Dataset excerpts
──────────
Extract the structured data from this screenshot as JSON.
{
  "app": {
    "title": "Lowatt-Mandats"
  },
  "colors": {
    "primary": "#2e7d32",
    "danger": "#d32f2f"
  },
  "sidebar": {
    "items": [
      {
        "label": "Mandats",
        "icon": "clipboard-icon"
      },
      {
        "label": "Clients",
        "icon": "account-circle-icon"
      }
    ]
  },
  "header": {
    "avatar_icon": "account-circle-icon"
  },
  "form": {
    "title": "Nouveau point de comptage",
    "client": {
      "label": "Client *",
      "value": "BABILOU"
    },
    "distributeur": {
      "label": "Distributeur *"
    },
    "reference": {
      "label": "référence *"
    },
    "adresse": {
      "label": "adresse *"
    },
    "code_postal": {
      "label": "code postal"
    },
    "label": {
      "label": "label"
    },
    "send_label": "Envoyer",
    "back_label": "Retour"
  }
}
──────────
(WHAT IS BEING ASKED): Among the lines of the data above, count those holding "circle" and state only the number.

(TASK ANSWER): 2